(Data records)
▼
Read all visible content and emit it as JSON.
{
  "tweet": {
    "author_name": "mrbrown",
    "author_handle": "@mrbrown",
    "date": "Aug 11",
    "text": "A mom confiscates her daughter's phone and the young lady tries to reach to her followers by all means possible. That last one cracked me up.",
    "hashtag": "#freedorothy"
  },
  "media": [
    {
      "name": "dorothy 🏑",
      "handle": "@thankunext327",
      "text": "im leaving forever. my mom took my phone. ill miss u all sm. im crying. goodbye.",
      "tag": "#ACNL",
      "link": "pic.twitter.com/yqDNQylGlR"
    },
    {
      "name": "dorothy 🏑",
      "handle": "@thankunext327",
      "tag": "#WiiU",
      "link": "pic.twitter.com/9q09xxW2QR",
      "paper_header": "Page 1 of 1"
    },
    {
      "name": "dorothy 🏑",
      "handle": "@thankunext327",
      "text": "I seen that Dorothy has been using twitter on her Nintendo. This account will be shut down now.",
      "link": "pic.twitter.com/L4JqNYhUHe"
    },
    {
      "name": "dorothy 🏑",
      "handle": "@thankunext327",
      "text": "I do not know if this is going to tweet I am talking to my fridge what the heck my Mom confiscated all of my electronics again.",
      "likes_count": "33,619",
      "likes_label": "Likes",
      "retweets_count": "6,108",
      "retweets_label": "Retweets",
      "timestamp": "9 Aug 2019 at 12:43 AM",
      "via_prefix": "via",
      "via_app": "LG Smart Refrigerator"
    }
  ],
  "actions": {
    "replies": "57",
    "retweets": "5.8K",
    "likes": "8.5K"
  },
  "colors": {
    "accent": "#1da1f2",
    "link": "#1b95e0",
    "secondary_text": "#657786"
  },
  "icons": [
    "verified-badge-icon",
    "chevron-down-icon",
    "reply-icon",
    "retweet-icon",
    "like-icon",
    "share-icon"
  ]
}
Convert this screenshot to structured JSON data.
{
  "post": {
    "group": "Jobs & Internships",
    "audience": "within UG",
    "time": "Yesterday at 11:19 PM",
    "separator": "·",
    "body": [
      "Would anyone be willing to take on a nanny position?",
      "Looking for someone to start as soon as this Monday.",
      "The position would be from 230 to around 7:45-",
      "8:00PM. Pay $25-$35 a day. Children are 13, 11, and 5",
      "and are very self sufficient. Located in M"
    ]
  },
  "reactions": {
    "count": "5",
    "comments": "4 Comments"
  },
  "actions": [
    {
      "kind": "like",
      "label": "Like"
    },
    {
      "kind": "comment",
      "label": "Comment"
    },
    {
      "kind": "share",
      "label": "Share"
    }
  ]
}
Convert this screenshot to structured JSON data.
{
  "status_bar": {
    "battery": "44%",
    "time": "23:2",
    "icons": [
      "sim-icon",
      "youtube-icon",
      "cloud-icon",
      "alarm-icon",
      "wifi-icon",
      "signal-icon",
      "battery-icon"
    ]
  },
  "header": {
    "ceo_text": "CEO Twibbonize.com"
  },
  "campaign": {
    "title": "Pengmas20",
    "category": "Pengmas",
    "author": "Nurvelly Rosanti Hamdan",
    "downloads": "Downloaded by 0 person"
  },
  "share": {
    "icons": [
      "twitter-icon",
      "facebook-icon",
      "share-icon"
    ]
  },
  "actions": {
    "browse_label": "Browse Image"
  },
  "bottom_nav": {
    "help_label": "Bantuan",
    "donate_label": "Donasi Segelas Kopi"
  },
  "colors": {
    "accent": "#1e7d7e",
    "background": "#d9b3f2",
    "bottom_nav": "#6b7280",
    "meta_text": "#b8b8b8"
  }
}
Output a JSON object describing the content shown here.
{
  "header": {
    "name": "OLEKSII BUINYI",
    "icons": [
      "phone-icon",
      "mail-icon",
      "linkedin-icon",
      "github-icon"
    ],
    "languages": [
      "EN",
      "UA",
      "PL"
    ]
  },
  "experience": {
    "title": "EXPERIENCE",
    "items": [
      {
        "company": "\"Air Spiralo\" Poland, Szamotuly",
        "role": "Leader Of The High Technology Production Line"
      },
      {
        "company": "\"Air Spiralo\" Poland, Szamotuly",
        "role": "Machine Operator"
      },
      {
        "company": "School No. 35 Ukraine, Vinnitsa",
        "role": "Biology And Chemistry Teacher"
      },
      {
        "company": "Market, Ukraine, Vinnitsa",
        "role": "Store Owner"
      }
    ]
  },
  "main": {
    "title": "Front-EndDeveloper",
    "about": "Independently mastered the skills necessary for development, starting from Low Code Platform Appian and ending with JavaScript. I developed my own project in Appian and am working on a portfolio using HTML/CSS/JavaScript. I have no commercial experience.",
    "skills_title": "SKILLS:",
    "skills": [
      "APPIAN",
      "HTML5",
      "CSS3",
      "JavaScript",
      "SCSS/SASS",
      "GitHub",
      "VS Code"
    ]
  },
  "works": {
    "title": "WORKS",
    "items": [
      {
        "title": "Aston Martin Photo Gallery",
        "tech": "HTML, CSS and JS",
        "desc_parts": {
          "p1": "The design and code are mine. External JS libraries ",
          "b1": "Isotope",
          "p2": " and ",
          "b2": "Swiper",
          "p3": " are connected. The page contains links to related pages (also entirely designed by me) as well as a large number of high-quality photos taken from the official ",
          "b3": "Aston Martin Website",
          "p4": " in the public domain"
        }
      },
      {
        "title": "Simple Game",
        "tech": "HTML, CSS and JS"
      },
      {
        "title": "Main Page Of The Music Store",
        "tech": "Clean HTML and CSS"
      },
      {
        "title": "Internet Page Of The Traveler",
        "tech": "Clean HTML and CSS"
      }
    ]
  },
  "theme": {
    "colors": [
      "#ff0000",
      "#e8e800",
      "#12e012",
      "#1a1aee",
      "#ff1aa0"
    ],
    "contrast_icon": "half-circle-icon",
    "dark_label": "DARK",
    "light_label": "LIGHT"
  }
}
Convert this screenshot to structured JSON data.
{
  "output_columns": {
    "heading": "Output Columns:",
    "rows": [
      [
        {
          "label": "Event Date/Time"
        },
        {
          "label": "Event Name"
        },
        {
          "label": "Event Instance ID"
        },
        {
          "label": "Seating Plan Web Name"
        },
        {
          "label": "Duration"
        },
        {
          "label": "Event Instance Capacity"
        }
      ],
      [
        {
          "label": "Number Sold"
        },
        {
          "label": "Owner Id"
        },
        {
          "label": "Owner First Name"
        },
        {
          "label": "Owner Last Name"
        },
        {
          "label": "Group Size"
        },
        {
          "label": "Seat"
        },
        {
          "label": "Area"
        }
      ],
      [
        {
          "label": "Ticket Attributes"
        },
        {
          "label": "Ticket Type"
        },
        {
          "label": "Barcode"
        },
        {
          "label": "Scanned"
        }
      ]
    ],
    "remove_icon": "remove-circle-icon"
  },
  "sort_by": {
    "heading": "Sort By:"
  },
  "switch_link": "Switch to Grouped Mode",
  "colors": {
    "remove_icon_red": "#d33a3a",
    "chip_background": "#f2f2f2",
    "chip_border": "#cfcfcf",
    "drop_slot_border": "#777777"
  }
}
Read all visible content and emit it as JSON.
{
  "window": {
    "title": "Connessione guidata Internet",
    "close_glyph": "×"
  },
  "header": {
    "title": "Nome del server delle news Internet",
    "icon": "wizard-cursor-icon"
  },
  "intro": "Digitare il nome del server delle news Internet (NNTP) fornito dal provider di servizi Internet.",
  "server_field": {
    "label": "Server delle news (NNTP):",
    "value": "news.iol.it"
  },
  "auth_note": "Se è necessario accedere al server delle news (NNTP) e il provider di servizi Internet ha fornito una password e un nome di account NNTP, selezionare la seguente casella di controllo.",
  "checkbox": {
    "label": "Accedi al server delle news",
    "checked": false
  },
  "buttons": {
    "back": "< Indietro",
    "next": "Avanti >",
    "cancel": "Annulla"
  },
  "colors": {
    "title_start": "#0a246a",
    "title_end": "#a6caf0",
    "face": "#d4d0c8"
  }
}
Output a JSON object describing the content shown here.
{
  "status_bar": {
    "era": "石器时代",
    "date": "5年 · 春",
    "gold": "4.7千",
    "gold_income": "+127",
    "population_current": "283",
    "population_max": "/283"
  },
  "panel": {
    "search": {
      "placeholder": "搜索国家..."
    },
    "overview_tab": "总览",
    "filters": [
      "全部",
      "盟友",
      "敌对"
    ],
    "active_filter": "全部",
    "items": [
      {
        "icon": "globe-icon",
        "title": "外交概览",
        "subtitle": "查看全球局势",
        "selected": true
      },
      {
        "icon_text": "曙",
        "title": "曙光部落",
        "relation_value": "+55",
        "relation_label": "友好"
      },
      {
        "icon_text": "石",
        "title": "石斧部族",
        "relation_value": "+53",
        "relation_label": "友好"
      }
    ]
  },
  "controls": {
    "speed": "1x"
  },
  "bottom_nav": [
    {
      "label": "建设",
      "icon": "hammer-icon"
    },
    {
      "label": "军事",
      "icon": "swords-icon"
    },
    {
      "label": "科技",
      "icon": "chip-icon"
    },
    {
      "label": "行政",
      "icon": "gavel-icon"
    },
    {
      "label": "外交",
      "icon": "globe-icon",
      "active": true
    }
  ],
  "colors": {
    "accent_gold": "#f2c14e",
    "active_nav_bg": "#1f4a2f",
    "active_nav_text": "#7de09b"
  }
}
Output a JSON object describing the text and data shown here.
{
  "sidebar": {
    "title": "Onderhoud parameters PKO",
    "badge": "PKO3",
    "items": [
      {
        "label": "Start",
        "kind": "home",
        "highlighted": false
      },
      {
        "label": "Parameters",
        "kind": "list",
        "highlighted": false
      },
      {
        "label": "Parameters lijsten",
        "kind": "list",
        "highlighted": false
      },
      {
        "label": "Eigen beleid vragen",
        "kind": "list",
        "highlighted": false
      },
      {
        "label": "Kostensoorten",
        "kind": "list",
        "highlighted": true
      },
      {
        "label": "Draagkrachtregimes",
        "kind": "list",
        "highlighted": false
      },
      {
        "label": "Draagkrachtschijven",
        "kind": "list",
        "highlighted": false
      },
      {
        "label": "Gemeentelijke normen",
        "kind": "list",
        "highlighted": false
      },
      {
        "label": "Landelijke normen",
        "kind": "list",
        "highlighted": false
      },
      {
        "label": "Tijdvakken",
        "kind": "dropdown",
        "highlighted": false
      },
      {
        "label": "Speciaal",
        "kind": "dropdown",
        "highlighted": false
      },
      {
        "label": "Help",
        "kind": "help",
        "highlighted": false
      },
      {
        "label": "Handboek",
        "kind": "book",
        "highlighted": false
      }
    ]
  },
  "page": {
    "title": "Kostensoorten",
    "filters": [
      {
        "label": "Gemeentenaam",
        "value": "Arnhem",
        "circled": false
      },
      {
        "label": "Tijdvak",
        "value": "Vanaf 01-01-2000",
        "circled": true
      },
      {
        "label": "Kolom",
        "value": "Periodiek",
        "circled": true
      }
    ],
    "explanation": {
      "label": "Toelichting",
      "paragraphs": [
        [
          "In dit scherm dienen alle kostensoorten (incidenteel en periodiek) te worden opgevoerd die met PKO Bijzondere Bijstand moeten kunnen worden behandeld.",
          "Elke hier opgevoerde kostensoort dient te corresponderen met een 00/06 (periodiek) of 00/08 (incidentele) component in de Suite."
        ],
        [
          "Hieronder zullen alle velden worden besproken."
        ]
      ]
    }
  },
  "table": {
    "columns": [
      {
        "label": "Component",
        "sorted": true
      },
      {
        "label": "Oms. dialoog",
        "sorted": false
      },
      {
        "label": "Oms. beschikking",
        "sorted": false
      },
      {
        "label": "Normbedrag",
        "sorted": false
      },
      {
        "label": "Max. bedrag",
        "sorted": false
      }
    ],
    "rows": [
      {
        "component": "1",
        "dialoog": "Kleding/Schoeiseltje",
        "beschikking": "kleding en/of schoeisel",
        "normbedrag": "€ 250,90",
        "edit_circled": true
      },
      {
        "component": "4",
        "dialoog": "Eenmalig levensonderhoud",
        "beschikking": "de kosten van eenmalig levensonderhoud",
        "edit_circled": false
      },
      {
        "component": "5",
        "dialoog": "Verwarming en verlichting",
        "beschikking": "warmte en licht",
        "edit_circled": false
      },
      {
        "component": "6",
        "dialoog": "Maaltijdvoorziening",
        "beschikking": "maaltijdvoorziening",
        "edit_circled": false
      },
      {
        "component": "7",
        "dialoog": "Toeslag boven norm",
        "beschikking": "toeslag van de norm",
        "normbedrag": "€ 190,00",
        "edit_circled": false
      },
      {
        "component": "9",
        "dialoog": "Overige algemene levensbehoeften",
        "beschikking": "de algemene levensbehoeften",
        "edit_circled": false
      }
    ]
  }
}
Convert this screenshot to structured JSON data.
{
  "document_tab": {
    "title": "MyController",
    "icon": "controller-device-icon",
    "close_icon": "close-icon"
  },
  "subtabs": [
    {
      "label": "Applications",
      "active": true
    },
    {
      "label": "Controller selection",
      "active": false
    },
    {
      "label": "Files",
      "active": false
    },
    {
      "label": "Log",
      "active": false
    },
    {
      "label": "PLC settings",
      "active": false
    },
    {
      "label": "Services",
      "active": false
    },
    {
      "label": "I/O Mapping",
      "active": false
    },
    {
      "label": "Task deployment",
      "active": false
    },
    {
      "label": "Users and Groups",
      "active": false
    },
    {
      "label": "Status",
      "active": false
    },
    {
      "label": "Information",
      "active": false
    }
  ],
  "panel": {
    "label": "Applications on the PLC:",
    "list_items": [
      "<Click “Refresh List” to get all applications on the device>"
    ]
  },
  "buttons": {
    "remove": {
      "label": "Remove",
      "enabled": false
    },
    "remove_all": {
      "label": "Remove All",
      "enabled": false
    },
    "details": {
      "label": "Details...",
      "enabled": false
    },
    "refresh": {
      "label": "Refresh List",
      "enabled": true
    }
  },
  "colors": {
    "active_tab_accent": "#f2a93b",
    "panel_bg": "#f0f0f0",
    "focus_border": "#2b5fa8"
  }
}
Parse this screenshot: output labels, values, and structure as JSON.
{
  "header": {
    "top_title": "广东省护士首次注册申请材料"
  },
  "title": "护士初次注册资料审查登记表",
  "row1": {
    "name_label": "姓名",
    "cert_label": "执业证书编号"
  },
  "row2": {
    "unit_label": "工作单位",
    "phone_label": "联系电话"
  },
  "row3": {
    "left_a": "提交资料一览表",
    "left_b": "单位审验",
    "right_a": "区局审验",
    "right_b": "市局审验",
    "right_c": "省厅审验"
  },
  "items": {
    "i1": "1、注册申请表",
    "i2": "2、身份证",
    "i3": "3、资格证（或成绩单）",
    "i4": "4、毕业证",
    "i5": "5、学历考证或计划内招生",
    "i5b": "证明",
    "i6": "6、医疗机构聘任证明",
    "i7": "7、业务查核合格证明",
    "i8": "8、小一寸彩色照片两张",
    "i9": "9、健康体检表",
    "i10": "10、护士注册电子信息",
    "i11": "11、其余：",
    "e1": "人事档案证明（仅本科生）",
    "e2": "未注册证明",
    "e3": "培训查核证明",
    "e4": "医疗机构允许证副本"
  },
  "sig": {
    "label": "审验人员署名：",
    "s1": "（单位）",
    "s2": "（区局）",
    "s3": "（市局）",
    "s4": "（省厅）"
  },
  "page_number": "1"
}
▲
# EXERCISE INSTRUCTIONS
Check each line above for the word "position" and copy the ones that have it.

# SOLUTION FOR THIS TASK
      "Would anyone be willing to take on a nanny position?",
      "The position would be from 230 to around 7:45-",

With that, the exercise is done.